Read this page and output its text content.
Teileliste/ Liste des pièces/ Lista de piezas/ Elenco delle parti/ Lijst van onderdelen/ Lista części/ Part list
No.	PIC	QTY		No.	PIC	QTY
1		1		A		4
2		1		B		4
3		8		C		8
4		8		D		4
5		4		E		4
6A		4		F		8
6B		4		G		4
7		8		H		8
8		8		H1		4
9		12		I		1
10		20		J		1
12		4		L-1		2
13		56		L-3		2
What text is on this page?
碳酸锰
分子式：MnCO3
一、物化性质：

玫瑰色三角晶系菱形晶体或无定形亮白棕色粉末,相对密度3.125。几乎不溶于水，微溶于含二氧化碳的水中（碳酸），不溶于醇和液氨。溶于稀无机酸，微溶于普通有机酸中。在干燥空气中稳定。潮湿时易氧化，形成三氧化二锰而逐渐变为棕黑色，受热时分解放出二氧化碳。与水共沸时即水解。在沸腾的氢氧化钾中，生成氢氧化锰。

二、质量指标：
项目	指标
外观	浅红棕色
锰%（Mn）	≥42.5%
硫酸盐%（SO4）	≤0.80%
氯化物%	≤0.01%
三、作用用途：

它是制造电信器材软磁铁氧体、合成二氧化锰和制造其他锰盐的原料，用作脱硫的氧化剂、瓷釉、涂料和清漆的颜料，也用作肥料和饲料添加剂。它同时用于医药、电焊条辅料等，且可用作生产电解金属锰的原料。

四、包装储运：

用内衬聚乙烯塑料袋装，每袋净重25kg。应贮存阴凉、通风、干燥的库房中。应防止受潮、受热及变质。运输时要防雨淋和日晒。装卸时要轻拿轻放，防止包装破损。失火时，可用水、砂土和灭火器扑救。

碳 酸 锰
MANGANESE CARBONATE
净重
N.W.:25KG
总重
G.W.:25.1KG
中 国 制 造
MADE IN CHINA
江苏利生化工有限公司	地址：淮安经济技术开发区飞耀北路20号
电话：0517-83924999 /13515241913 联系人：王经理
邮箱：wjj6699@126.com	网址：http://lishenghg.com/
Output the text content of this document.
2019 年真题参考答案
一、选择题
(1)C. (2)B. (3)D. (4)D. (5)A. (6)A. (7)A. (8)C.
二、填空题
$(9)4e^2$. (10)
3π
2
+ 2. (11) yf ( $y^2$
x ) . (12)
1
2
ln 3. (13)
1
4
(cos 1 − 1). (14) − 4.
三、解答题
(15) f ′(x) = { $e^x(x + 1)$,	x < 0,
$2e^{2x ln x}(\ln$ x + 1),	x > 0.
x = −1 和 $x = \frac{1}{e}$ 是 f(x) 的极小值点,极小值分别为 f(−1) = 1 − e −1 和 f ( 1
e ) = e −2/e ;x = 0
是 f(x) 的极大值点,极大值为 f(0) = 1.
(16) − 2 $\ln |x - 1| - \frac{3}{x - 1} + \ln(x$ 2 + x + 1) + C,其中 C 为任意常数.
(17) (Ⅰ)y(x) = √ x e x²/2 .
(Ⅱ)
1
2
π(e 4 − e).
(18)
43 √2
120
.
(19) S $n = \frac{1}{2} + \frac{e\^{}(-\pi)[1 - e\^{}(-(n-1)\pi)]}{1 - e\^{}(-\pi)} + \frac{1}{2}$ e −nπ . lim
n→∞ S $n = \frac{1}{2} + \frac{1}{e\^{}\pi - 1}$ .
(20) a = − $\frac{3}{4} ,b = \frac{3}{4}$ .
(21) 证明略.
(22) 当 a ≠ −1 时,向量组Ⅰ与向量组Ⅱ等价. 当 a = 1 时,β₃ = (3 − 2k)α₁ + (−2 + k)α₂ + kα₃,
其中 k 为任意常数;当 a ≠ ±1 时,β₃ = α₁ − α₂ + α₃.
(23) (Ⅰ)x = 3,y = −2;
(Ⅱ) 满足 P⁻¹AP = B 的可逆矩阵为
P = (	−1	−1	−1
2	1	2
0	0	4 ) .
•••
_WHAT TO PRODUCE_. Show the lines where the word "text" appears in the entries.

_TASK SOLUTION_.
Read this page and output its text content.
What text is on this page?
Output the text content of this document.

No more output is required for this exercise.